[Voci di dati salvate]

+ + + +

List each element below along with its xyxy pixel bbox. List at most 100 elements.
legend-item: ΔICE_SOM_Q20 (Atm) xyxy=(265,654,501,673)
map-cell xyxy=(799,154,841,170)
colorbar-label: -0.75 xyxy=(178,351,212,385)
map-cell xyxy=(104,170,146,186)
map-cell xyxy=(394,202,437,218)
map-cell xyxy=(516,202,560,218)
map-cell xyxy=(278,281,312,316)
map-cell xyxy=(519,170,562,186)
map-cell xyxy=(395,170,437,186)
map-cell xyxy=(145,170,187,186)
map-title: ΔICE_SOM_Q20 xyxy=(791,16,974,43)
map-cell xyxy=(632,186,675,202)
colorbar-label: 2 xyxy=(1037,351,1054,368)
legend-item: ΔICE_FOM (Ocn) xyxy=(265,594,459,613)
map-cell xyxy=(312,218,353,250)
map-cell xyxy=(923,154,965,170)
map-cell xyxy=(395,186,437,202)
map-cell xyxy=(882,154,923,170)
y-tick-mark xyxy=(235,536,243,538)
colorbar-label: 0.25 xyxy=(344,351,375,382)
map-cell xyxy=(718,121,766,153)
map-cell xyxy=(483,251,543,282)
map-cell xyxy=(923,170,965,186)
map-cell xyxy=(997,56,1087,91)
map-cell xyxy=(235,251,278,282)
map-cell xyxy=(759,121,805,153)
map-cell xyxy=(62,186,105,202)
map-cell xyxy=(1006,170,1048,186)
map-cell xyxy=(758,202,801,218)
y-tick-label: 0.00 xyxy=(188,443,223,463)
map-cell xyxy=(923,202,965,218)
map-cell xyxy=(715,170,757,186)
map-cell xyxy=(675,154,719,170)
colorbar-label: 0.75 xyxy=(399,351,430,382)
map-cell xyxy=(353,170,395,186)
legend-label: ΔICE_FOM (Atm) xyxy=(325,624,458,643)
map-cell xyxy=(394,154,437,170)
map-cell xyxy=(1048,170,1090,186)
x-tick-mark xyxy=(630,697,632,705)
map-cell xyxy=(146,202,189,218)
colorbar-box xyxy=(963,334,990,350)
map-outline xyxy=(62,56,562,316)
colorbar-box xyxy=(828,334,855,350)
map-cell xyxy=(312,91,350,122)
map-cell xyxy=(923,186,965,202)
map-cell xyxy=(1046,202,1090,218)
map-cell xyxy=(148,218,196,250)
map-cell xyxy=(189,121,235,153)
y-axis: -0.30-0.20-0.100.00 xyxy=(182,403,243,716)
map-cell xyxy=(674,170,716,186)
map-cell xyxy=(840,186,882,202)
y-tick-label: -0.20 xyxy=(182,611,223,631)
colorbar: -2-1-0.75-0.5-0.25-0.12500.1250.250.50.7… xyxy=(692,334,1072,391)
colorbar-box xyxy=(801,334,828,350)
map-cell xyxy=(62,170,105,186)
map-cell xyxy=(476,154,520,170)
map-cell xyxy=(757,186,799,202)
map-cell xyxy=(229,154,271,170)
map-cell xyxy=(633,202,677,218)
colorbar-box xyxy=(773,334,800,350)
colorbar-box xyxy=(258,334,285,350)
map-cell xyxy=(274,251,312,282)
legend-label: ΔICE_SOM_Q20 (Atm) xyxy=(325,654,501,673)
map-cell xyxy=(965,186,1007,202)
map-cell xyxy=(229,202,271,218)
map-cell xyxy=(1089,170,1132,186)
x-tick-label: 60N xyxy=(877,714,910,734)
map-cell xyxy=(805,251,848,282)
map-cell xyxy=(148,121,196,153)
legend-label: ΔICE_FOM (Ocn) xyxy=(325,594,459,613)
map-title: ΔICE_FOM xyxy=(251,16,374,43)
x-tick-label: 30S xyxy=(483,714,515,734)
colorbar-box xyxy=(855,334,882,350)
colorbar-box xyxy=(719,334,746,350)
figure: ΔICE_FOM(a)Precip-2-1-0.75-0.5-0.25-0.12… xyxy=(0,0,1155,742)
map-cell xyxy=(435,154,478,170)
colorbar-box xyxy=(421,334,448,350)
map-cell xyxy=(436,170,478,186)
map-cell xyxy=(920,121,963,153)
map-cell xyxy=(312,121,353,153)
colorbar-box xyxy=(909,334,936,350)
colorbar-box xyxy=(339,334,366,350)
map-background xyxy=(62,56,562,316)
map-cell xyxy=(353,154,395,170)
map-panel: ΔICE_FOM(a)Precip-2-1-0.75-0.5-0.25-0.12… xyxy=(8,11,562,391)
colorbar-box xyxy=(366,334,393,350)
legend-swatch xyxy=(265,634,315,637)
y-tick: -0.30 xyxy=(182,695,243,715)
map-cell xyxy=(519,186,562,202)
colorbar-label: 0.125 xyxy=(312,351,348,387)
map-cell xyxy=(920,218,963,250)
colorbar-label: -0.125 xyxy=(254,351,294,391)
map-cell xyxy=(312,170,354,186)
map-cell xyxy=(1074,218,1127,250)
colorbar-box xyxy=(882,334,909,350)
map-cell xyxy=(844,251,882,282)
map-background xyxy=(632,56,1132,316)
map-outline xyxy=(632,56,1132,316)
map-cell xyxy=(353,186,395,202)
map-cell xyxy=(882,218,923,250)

+ + + +

LA RICHIESTA: Riporta testualmente, per favore, tutte le righe dei record qui sopra.

RISPOSTA QUI SOTTO:
List each element below along with its xyxy pixel bbox. List at most 100 elements.
legend-item: ΔICE_SOM_Q20 (Atm) xyxy=(265,654,501,673)
map-cell xyxy=(799,154,841,170)
colorbar-label: -0.75 xyxy=(178,351,212,385)
map-cell xyxy=(104,170,146,186)
map-cell xyxy=(394,202,437,218)
map-cell xyxy=(516,202,560,218)
map-cell xyxy=(278,281,312,316)
map-cell xyxy=(519,170,562,186)
map-cell xyxy=(395,170,437,186)
map-cell xyxy=(145,170,187,186)
map-title: ΔICE_SOM_Q20 xyxy=(791,16,974,43)
map-cell xyxy=(632,186,675,202)
colorbar-label: 2 xyxy=(1037,351,1054,368)
legend-item: ΔICE_FOM (Ocn) xyxy=(265,594,459,613)
map-cell xyxy=(312,218,353,250)
map-cell xyxy=(923,154,965,170)
map-cell xyxy=(395,186,437,202)
map-cell xyxy=(882,154,923,170)
y-tick-mark xyxy=(235,536,243,538)
colorbar-label: 0.25 xyxy=(344,351,375,382)
map-cell xyxy=(718,121,766,153)
map-cell xyxy=(483,251,543,282)
map-cell xyxy=(923,170,965,186)
map-cell xyxy=(997,56,1087,91)
map-cell xyxy=(235,251,278,282)
map-cell xyxy=(759,121,805,153)
map-cell xyxy=(62,186,105,202)
map-cell xyxy=(1006,170,1048,186)
map-cell xyxy=(758,202,801,218)
y-tick-label: 0.00 xyxy=(188,443,223,463)
map-cell xyxy=(923,202,965,218)
map-cell xyxy=(715,170,757,186)
map-cell xyxy=(675,154,719,170)
colorbar-label: 0.75 xyxy=(399,351,430,382)
map-cell xyxy=(353,170,395,186)
legend-label: ΔICE_FOM (Atm) xyxy=(325,624,458,643)
map-cell xyxy=(394,154,437,170)
map-cell xyxy=(1048,170,1090,186)
x-tick-mark xyxy=(630,697,632,705)
map-cell xyxy=(146,202,189,218)
colorbar-box xyxy=(963,334,990,350)
map-outline xyxy=(62,56,562,316)
colorbar-box xyxy=(828,334,855,350)
map-cell xyxy=(312,91,350,122)
map-cell xyxy=(923,186,965,202)
map-cell xyxy=(1046,202,1090,218)
map-cell xyxy=(148,218,196,250)
map-cell xyxy=(189,121,235,153)
y-axis: -0.30-0.20-0.100.00 xyxy=(182,403,243,716)
map-cell xyxy=(674,170,716,186)
map-cell xyxy=(840,186,882,202)
y-tick-label: -0.20 xyxy=(182,611,223,631)
colorbar: -2-1-0.75-0.5-0.25-0.12500.1250.250.50.7… xyxy=(692,334,1072,391)
colorbar-box xyxy=(801,334,828,350)
map-cell xyxy=(62,170,105,186)
map-cell xyxy=(476,154,520,170)
map-cell xyxy=(757,186,799,202)
map-cell xyxy=(229,154,271,170)
map-cell xyxy=(633,202,677,218)
colorbar-box xyxy=(773,334,800,350)
colorbar-box xyxy=(258,334,285,350)
map-cell xyxy=(274,251,312,282)
legend-label: ΔICE_SOM_Q20 (Atm) xyxy=(325,654,501,673)
map-cell xyxy=(965,186,1007,202)
map-cell xyxy=(229,202,271,218)
map-cell xyxy=(1089,170,1132,186)
x-tick-label: 60N xyxy=(877,714,910,734)
map-cell xyxy=(805,251,848,282)
map-cell xyxy=(148,121,196,153)
legend-label: ΔICE_FOM (Ocn) xyxy=(325,594,459,613)
map-title: ΔICE_FOM xyxy=(251,16,374,43)
x-tick-label: 30S xyxy=(483,714,515,734)
colorbar-box xyxy=(855,334,882,350)
colorbar-box xyxy=(719,334,746,350)
figure: ΔICE_FOM(a)Precip-2-1-0.75-0.5-0.25-0.12… xyxy=(0,0,1155,742)
map-cell xyxy=(435,154,478,170)
colorbar-box xyxy=(421,334,448,350)
map-cell xyxy=(436,170,478,186)
map-cell xyxy=(920,121,963,153)
map-cell xyxy=(312,121,353,153)
colorbar-box xyxy=(909,334,936,350)
colorbar-box xyxy=(339,334,366,350)
map-background xyxy=(62,56,562,316)
map-cell xyxy=(353,154,395,170)
map-panel: ΔICE_FOM(a)Precip-2-1-0.75-0.5-0.25-0.12… xyxy=(8,11,562,391)
colorbar-box xyxy=(366,334,393,350)
legend-swatch xyxy=(265,634,315,637)
y-tick: -0.30 xyxy=(182,695,243,715)
map-cell xyxy=(519,186,562,202)
colorbar-label: 0.125 xyxy=(312,351,348,387)
map-cell xyxy=(920,218,963,250)
colorbar-label: -0.125 xyxy=(254,351,294,391)
map-cell xyxy=(312,170,354,186)
map-cell xyxy=(1074,218,1127,250)
colorbar-box xyxy=(882,334,909,350)
map-cell xyxy=(844,251,882,282)
map-background xyxy=(632,56,1132,316)
map-outline xyxy=(632,56,1132,316)
map-cell xyxy=(353,186,395,202)
map-cell xyxy=(882,218,923,250)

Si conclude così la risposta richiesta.